### Task
Repeat the material in full. Keep every line exactly as it is.

——————————

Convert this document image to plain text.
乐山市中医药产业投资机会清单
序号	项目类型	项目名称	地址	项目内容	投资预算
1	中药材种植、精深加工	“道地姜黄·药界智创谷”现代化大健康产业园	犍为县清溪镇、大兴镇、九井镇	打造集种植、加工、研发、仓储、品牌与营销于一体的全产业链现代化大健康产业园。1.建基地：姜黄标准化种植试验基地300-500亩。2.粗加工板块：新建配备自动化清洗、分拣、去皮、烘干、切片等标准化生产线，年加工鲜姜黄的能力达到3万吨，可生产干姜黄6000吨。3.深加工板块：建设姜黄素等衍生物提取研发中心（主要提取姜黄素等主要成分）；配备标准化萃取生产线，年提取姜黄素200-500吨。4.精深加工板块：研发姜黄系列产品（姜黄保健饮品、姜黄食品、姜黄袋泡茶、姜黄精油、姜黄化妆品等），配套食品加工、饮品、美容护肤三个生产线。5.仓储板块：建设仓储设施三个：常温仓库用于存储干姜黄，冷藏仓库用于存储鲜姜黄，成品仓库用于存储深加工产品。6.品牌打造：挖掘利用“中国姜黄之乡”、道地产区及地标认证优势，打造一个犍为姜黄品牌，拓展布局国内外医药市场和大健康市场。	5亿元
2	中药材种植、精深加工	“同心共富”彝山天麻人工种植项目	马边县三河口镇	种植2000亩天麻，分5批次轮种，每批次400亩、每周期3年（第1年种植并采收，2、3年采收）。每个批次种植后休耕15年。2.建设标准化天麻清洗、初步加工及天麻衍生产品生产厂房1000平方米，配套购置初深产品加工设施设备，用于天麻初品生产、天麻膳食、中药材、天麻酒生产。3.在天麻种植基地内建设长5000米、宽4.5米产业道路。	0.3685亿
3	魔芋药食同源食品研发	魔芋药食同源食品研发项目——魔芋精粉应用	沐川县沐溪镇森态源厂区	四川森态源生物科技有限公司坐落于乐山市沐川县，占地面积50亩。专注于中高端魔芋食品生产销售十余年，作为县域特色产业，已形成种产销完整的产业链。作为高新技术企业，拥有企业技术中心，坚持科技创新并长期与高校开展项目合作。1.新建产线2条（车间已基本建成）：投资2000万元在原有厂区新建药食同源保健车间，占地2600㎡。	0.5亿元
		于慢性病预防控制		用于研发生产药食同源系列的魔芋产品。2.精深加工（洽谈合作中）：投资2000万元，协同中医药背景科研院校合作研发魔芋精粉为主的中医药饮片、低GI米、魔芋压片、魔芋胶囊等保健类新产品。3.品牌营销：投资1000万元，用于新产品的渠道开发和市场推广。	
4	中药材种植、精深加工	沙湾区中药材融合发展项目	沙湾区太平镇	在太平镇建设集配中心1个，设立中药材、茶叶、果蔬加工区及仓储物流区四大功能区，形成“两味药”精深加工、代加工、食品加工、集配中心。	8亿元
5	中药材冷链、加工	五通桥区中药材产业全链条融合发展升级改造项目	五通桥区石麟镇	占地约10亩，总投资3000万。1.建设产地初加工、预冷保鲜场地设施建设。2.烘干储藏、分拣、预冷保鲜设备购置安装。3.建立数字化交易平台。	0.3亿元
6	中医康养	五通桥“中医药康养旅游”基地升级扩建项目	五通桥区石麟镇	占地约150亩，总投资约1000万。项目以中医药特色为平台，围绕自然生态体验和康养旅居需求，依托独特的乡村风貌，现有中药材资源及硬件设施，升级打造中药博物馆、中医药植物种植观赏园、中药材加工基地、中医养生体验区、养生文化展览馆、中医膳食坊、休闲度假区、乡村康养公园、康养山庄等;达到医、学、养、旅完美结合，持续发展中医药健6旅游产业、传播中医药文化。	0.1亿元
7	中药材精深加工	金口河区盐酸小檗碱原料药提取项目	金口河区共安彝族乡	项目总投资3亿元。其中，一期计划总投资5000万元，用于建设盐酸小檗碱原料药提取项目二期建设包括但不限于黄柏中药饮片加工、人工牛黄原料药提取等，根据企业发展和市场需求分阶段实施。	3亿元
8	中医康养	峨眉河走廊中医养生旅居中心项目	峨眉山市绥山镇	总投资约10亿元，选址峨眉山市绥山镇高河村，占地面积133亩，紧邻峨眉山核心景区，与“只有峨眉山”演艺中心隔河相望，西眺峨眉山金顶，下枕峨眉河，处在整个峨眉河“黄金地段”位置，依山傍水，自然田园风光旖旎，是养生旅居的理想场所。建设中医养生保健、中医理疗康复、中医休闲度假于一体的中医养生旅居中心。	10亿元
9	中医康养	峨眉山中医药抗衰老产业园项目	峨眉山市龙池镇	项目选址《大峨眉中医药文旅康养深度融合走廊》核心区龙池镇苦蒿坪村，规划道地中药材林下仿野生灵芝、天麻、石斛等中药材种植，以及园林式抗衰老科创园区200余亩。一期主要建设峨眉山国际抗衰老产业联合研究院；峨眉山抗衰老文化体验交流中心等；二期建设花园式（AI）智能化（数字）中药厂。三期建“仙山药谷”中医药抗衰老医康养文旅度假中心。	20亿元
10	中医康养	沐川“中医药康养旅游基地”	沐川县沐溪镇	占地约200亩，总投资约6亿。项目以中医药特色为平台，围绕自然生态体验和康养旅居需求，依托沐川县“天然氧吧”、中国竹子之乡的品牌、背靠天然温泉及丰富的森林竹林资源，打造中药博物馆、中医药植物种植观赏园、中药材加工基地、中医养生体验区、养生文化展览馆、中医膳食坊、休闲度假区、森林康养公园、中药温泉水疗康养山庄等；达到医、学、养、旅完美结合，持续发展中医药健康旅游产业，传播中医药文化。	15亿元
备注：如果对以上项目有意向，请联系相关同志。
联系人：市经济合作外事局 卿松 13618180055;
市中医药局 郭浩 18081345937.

——————————

### Result for this task
Convert this document image to plain text.
乐山市中医药产业投资机会清单
序号	项目类型	项目名称	地址	项目内容	投资预算
1	中药材种植、精深加工	“道地姜黄·药界智创谷”现代化大健康产业园	犍为县清溪镇、大兴镇、九井镇	打造集种植、加工、研发、仓储、品牌与营销于一体的全产业链现代化大健康产业园。1.建基地：姜黄标准化种植试验基地300-500亩。2.粗加工板块：新建配备自动化清洗、分拣、去皮、烘干、切片等标准化生产线，年加工鲜姜黄的能力达到3万吨，可生产干姜黄6000吨。3.深加工板块：建设姜黄素等衍生物提取研发中心（主要提取姜黄素等主要成分）；配备标准化萃取生产线，年提取姜黄素200-500吨。4.精深加工板块：研发姜黄系列产品（姜黄保健饮品、姜黄食品、姜黄袋泡茶、姜黄精油、姜黄化妆品等），配套食品加工、饮品、美容护肤三个生产线。5.仓储板块：建设仓储设施三个：常温仓库用于存储干姜黄，冷藏仓库用于存储鲜姜黄，成品仓库用于存储深加工产品。6.品牌打造：挖掘利用“中国姜黄之乡”、道地产区及地标认证优势，打造一个犍为姜黄品牌，拓展布局国内外医药市场和大健康市场。	5亿元
2	中药材种植、精深加工	“同心共富”彝山天麻人工种植项目	马边县三河口镇	种植2000亩天麻，分5批次轮种，每批次400亩、每周期3年（第1年种植并采收，2、3年采收）。每个批次种植后休耕15年。2.建设标准化天麻清洗、初步加工及天麻衍生产品生产厂房1000平方米，配套购置初深产品加工设施设备，用于天麻初品生产、天麻膳食、中药材、天麻酒生产。3.在天麻种植基地内建设长5000米、宽4.5米产业道路。	0.3685亿
3	魔芋药食同源食品研发	魔芋药食同源食品研发项目——魔芋精粉应用	沐川县沐溪镇森态源厂区	四川森态源生物科技有限公司坐落于乐山市沐川县，占地面积50亩。专注于中高端魔芋食品生产销售十余年，作为县域特色产业，已形成种产销完整的产业链。作为高新技术企业，拥有企业技术中心，坚持科技创新并长期与高校开展项目合作。1.新建产线2条（车间已基本建成）：投资2000万元在原有厂区新建药食同源保健车间，占地2600㎡。	0.5亿元
		于慢性病预防控制		用于研发生产药食同源系列的魔芋产品。2.精深加工（洽谈合作中）：投资2000万元，协同中医药背景科研院校合作研发魔芋精粉为主的中医药饮片、低GI米、魔芋压片、魔芋胶囊等保健类新产品。3.品牌营销：投资1000万元，用于新产品的渠道开发和市场推广。	
4	中药材种植、精深加工	沙湾区中药材融合发展项目	沙湾区太平镇	在太平镇建设集配中心1个，设立中药材、茶叶、果蔬加工区及仓储物流区四大功能区，形成“两味药”精深加工、代加工、食品加工、集配中心。	8亿元
5	中药材冷链、加工	五通桥区中药材产业全链条融合发展升级改造项目	五通桥区石麟镇	占地约10亩，总投资3000万。1.建设产地初加工、预冷保鲜场地设施建设。2.烘干储藏、分拣、预冷保鲜设备购置安装。3.建立数字化交易平台。	0.3亿元
6	中医康养	五通桥“中医药康养旅游”基地升级扩建项目	五通桥区石麟镇	占地约150亩，总投资约1000万。项目以中医药特色为平台，围绕自然生态体验和康养旅居需求，依托独特的乡村风貌，现有中药材资源及硬件设施，升级打造中药博物馆、中医药植物种植观赏园、中药材加工基地、中医养生体验区、养生文化展览馆、中医膳食坊、休闲度假区、乡村康养公园、康养山庄等;达到医、学、养、旅完美结合，持续发展中医药健6旅游产业、传播中医药文化。	0.1亿元
7	中药材精深加工	金口河区盐酸小檗碱原料药提取项目	金口河区共安彝族乡	项目总投资3亿元。其中，一期计划总投资5000万元，用于建设盐酸小檗碱原料药提取项目二期建设包括但不限于黄柏中药饮片加工、人工牛黄原料药提取等，根据企业发展和市场需求分阶段实施。	3亿元
8	中医康养	峨眉河走廊中医养生旅居中心项目	峨眉山市绥山镇	总投资约10亿元，选址峨眉山市绥山镇高河村，占地面积133亩，紧邻峨眉山核心景区，与“只有峨眉山”演艺中心隔河相望，西眺峨眉山金顶，下枕峨眉河，处在整个峨眉河“黄金地段”位置，依山傍水，自然田园风光旖旎，是养生旅居的理想场所。建设中医养生保健、中医理疗康复、中医休闲度假于一体的中医养生旅居中心。	10亿元
9	中医康养	峨眉山中医药抗衰老产业园项目	峨眉山市龙池镇	项目选址《大峨眉中医药文旅康养深度融合走廊》核心区龙池镇苦蒿坪村，规划道地中药材林下仿野生灵芝、天麻、石斛等中药材种植，以及园林式抗衰老科创园区200余亩。一期主要建设峨眉山国际抗衰老产业联合研究院；峨眉山抗衰老文化体验交流中心等；二期建设花园式（AI）智能化（数字）中药厂。三期建“仙山药谷”中医药抗衰老医康养文旅度假中心。	20亿元
10	中医康养	沐川“中医药康养旅游基地”	沐川县沐溪镇	占地约200亩，总投资约6亿。项目以中医药特色为平台，围绕自然生态体验和康养旅居需求，依托沐川县“天然氧吧”、中国竹子之乡的品牌、背靠天然温泉及丰富的森林竹林资源，打造中药博物馆、中医药植物种植观赏园、中药材加工基地、中医养生体验区、养生文化展览馆、中医膳食坊、休闲度假区、森林康养公园、中药温泉水疗康养山庄等；达到医、学、养、旅完美结合，持续发展中医药健康旅游产业，传播中医药文化。	15亿元
备注：如果对以上项目有意向，请联系相关同志。
联系人：市经济合作外事局 卿松 13618180055;
市中医药局 郭浩 18081345937.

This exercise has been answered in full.